-------- Dataset excerpts

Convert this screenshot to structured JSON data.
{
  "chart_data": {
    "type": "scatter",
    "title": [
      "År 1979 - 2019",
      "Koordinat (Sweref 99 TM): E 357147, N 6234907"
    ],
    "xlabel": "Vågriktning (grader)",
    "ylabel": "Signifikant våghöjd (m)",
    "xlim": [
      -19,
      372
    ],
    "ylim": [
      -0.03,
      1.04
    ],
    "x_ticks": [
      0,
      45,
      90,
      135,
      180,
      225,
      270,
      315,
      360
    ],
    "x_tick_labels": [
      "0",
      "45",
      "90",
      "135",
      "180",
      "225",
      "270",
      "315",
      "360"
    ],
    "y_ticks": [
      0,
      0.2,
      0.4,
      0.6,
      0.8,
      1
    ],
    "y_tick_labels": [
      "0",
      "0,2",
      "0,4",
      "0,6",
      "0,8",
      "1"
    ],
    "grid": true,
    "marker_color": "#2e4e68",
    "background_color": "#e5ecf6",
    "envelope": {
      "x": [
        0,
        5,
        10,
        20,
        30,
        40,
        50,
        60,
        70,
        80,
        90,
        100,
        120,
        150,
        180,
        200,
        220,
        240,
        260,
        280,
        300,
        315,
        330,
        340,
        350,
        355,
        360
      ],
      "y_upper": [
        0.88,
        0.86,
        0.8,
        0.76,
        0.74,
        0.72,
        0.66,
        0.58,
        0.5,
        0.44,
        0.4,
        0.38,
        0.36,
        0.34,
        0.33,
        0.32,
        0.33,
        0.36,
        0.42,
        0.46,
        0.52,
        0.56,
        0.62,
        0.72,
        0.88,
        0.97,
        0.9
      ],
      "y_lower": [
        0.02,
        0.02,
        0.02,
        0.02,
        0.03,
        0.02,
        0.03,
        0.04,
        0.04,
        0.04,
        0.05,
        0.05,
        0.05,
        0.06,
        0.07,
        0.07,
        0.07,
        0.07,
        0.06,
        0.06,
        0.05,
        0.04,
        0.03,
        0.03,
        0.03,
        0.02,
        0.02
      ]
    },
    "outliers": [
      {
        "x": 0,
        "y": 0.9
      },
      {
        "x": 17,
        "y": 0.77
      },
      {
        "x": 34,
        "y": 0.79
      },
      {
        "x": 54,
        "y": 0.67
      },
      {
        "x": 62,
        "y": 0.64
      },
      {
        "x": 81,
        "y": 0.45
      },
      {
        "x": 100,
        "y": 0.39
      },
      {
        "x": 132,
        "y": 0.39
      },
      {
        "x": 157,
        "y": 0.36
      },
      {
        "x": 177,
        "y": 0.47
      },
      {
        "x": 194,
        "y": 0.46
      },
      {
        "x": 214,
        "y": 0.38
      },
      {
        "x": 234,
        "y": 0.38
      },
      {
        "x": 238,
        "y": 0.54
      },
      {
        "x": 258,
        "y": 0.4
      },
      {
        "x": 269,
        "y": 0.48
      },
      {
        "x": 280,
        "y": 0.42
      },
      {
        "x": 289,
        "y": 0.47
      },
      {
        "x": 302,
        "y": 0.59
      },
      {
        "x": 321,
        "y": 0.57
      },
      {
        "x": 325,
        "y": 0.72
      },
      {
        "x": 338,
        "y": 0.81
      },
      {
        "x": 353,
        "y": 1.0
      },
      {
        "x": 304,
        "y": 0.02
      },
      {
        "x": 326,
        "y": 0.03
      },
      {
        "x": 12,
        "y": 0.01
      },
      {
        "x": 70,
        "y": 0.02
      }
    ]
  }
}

----------------

Problem to work on:
Please output every record, keeping each line exact.

Solution for this task:
Convert this screenshot to structured JSON data.
{
  "chart_data": {
    "type": "scatter",
    "title": [
      "År 1979 - 2019",
      "Koordinat (Sweref 99 TM): E 357147, N 6234907"
    ],
    "xlabel": "Vågriktning (grader)",
    "ylabel": "Signifikant våghöjd (m)",
    "xlim": [
      -19,
      372
    ],
    "ylim": [
      -0.03,
      1.04
    ],
    "x_ticks": [
      0,
      45,
      90,
      135,
      180,
      225,
      270,
      315,
      360
    ],
    "x_tick_labels": [
      "0",
      "45",
      "90",
      "135",
      "180",
      "225",
      "270",
      "315",
      "360"
    ],
    "y_ticks": [
      0,
      0.2,
      0.4,
      0.6,
      0.8,
      1
    ],
    "y_tick_labels": [
      "0",
      "0,2",
      "0,4",
      "0,6",
      "0,8",
      "1"
    ],
    "grid": true,
    "marker_color": "#2e4e68",
    "background_color": "#e5ecf6",
    "envelope": {
      "x": [
        0,
        5,
        10,
        20,
        30,
        40,
        50,
        60,
        70,
        80,
        90,
        100,
        120,
        150,
        180,
        200,
        220,
        240,
        260,
        280,
        300,
        315,
        330,
        340,
        350,
        355,
        360
      ],
      "y_upper": [
        0.88,
        0.86,
        0.8,
        0.76,
        0.74,
        0.72,
        0.66,
        0.58,
        0.5,
        0.44,
        0.4,
        0.38,
        0.36,
        0.34,
        0.33,
        0.32,
        0.33,
        0.36,
        0.42,
        0.46,
        0.52,
        0.56,
        0.62,
        0.72,
        0.88,
        0.97,
        0.9
      ],
      "y_lower": [
        0.02,
        0.02,
        0.02,
        0.02,
        0.03,
        0.02,
        0.03,
        0.04,
        0.04,
        0.04,
        0.05,
        0.05,
        0.05,
        0.06,
        0.07,
        0.07,
        0.07,
        0.07,
        0.06,
        0.06,
        0.05,
        0.04,
        0.03,
        0.03,
        0.03,
        0.02,
        0.02
      ]
    },
    "outliers": [
      {
        "x": 0,
        "y": 0.9
      },
      {
        "x": 17,
        "y": 0.77
      },
      {
        "x": 34,
        "y": 0.79
      },
      {
        "x": 54,
        "y": 0.67
      },
      {
        "x": 62,
        "y": 0.64
      },
      {
        "x": 81,
        "y": 0.45
      },
      {
        "x": 100,
        "y": 0.39
      },
      {
        "x": 132,
        "y": 0.39
      },
      {
        "x": 157,
        "y": 0.36
      },
      {
        "x": 177,
        "y": 0.47
      },
      {
        "x": 194,
        "y": 0.46
      },
      {
        "x": 214,
        "y": 0.38
      },
      {
        "x": 234,
        "y": 0.38
      },
      {
        "x": 238,
        "y": 0.54
      },
      {
        "x": 258,
        "y": 0.4
      },
      {
        "x": 269,
        "y": 0.48
      },
      {
        "x": 280,
        "y": 0.42
      },
      {
        "x": 289,
        "y": 0.47
      },
      {
        "x": 302,
        "y": 0.59
      },
      {
        "x": 321,
        "y": 0.57
      },
      {
        "x": 325,
        "y": 0.72
      },
      {
        "x": 338,
        "y": 0.81
      },
      {
        "x": 353,
        "y": 1.0
      },
      {
        "x": 304,
        "y": 0.02
      },
      {
        "x": 326,
        "y": 0.03
      },
      {
        "x": 12,
        "y": 0.01
      },
      {
        "x": 70,
        "y": 0.02
      }
    ]
  }
}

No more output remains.